• **EXERCISE GOAL**
Copy each line in which the string "NORTH" occurs.

• **ENTRIES PROVIDED**
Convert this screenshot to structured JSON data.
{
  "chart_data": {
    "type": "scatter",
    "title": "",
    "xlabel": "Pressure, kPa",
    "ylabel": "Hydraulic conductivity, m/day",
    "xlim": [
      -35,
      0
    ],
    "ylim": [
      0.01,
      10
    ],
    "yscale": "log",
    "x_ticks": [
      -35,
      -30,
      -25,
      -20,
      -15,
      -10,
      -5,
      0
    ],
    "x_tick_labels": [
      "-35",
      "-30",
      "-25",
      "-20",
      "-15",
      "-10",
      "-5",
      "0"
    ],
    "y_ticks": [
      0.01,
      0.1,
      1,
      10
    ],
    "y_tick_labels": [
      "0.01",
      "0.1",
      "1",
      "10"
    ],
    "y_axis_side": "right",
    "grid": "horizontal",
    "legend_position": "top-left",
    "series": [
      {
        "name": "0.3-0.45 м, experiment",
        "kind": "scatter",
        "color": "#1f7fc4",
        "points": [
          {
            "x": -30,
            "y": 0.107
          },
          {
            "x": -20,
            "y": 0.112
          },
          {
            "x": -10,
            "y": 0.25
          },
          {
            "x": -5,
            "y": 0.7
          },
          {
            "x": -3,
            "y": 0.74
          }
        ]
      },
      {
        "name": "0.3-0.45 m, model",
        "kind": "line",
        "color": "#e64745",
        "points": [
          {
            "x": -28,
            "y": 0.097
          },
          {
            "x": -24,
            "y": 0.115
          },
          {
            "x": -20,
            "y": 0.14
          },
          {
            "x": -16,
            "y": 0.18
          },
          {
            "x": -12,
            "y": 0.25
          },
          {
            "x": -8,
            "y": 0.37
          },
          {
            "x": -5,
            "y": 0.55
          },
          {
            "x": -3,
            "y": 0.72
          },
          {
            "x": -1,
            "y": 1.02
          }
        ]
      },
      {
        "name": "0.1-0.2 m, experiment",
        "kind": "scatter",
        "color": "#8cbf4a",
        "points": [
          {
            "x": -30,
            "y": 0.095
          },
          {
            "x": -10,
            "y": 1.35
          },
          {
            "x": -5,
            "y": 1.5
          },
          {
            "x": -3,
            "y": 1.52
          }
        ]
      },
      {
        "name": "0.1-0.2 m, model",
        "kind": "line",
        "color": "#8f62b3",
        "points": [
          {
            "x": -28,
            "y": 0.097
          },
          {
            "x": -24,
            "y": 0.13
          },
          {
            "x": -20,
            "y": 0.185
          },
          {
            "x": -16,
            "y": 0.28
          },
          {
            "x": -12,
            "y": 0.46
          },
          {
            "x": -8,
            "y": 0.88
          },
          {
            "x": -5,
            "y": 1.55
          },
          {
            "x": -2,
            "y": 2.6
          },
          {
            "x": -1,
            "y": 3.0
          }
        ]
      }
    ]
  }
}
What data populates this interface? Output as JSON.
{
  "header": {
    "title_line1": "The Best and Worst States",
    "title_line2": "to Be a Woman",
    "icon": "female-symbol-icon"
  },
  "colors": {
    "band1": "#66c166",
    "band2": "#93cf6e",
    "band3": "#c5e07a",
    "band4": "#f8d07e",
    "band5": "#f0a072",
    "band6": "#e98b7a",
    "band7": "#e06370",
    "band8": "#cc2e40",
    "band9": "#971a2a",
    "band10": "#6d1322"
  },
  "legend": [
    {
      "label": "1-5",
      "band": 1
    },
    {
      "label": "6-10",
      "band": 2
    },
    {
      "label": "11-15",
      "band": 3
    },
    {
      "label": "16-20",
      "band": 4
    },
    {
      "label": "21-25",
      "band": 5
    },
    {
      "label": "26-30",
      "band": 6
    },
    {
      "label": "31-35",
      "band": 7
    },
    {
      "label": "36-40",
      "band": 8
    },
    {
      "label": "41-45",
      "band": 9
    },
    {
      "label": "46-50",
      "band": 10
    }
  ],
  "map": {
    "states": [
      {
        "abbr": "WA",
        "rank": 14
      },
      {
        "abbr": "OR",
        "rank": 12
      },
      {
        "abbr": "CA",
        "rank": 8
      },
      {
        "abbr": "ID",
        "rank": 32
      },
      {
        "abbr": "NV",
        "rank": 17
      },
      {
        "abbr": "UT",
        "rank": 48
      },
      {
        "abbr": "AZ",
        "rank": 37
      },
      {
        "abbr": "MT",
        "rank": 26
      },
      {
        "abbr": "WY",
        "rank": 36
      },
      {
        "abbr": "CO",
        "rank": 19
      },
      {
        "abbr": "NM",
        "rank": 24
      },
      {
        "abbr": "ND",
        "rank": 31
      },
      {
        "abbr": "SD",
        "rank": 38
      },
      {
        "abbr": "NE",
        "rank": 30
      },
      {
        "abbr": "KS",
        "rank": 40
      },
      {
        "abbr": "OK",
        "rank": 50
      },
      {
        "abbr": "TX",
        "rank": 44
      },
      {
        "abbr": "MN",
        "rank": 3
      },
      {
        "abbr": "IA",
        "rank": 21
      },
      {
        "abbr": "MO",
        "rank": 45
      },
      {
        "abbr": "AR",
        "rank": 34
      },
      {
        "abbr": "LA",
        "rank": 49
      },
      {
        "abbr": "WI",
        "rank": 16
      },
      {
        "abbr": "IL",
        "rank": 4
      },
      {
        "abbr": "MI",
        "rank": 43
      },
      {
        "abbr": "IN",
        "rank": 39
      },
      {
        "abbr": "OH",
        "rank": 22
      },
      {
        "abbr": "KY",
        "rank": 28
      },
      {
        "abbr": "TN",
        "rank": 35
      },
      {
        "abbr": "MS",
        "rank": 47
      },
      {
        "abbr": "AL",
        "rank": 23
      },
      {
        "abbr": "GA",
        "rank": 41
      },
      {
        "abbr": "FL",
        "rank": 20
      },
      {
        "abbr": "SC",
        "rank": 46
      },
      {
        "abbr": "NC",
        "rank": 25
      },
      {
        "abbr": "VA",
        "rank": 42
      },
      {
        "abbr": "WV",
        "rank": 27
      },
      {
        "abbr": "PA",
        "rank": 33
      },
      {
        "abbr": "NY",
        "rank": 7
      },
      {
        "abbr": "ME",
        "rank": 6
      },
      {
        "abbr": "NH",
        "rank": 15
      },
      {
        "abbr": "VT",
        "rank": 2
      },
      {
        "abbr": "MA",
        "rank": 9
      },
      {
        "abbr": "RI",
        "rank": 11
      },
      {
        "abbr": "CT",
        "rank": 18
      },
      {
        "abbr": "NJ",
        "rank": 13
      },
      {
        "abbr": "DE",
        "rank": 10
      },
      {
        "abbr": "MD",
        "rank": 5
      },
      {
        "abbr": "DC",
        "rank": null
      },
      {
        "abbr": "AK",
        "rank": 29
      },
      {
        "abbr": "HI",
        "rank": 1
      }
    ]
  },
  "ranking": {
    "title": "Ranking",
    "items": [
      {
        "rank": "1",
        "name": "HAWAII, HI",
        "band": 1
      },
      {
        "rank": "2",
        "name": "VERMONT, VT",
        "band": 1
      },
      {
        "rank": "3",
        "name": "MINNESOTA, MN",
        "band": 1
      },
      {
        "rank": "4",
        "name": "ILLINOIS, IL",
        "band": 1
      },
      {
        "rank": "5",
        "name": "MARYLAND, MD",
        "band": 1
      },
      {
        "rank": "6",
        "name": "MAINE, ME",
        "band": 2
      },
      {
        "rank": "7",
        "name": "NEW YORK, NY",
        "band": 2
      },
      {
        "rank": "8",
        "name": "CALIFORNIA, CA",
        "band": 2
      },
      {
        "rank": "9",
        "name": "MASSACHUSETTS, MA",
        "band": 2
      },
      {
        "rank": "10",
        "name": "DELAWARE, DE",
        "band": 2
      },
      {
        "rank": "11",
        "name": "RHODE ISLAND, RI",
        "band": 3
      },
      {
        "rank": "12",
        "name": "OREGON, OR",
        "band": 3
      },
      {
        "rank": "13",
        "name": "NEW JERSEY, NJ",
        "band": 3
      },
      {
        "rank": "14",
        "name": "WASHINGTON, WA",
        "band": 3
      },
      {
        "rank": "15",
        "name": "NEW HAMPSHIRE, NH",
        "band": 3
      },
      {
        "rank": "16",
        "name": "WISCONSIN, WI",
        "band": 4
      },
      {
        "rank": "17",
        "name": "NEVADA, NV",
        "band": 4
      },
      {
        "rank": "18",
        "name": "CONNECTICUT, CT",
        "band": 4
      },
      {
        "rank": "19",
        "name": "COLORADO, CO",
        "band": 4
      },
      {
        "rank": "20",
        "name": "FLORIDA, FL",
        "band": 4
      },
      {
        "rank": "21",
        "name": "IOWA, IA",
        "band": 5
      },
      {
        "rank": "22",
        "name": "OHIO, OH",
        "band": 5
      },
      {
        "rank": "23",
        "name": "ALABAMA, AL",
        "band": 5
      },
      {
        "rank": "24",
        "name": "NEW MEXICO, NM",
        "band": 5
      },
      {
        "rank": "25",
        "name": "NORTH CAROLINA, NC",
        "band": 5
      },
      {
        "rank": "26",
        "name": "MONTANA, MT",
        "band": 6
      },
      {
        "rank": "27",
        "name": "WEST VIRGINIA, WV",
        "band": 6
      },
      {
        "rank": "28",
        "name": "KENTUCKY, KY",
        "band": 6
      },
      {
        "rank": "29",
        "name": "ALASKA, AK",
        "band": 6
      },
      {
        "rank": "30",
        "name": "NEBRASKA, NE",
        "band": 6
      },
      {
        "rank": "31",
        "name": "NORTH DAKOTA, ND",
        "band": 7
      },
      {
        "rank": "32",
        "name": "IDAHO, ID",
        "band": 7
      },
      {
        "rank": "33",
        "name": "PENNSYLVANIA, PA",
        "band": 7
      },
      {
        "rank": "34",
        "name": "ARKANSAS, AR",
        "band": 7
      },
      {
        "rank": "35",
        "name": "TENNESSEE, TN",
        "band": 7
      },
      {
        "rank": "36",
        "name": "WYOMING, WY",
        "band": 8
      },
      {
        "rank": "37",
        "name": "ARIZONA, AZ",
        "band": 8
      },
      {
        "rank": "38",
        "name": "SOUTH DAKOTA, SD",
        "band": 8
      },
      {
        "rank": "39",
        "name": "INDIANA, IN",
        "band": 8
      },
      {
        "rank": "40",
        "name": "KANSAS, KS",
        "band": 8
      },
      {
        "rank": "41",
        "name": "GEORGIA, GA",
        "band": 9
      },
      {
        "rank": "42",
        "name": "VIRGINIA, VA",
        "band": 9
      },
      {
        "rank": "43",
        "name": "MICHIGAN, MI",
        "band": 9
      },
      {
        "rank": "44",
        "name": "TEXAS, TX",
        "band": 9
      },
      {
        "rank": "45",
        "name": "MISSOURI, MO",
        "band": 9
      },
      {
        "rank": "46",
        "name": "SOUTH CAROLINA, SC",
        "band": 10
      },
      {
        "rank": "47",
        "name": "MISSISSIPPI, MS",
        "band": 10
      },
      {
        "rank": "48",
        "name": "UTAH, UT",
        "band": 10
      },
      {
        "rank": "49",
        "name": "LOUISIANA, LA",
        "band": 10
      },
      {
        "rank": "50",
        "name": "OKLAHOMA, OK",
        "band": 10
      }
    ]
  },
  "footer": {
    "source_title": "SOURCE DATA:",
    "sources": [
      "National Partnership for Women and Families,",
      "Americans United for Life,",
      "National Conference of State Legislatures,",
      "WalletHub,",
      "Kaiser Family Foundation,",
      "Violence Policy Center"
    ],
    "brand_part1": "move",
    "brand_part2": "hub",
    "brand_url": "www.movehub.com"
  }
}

• **TASK SOLUTION**
        "name": "NORTH CAROLINA, NC",
        "name": "NORTH DAKOTA, ND",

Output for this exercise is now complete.